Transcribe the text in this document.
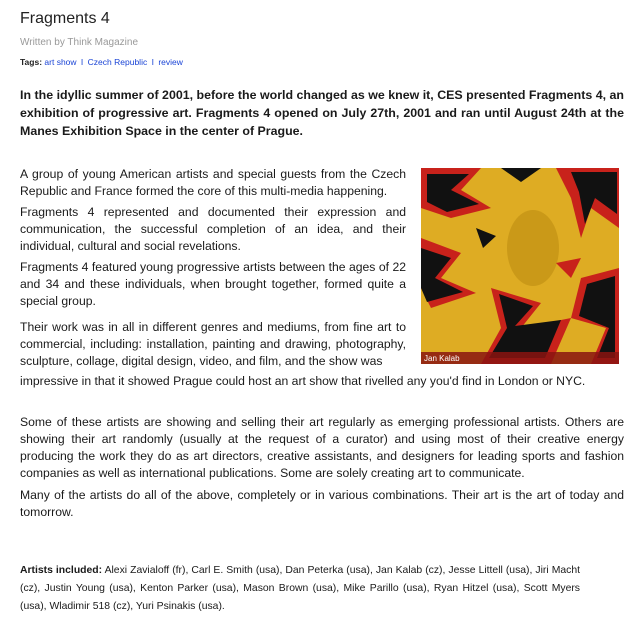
Fragments 4
Written by Think Magazine
Tags: art show I Czech Republic I review
In the idyllic summer of 2001, before the world changed as we knew it, CES presented Fragments 4, an exhibition of progressive art. Fragments 4 opened on July 27th, 2001 and ran until August 24th at the Manes Exhibition Space in the center of Prague.
A group of young American artists and special guests from the Czech Republic and France formed the core of this multi-media happening.
Fragments 4 represented and documented their expression and communication, the successful completion of an idea, and their individual, cultural and social revelations.
Fragments 4 featured young progressive artists between the ages of 22 and 34 and these individuals, when brought together, formed quite a special group.
Their work was in all in different genres and mediums, from fine art to commercial, including: installation, painting and drawing, photography, sculpture, collage, digital design, video, and film, and the show was
impressive in that it showed Prague could host an art show that rivelled any you'd find in London or NYC.
Jan Kalab
Some of these artists are showing and selling their art regularly as emerging professional artists. Others are showing their art randomly (usually at the request of a curator) and using most of their creative energy producing the work they do as art directors, creative assistants, and designers for leading sports and fashion companies as well as international publications. Some are solely creating art to communicate.
Many of the artists do all of the above, completely or in various combinations. Their art is the art of today and tomorrow.
Artists included: Alexi Zavialoff (fr), Carl E. Smith (usa), Dan Peterka (usa), Jan Kalab (cz), Jesse Littell (usa), Jiri Macht (cz), Justin Young (usa), Kenton Parker (usa), Mason Brown (usa), Mike Parillo (usa), Ryan Hitzel (usa), Scott Myers (usa), Wladimir 518 (cz), Yuri Psinakis (usa).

- [EXERCISE DESCRIPTION]: Find and copy each line above that includes the string "special".

- [COMPLETE OUTPUT]:
A group of young American artists and special guests from the Czech Republic and France formed the core of this multi-media happening.
Fragments 4 featured young progressive artists between the ages of 22 and 34 and these individuals, when brought together, formed quite a special group.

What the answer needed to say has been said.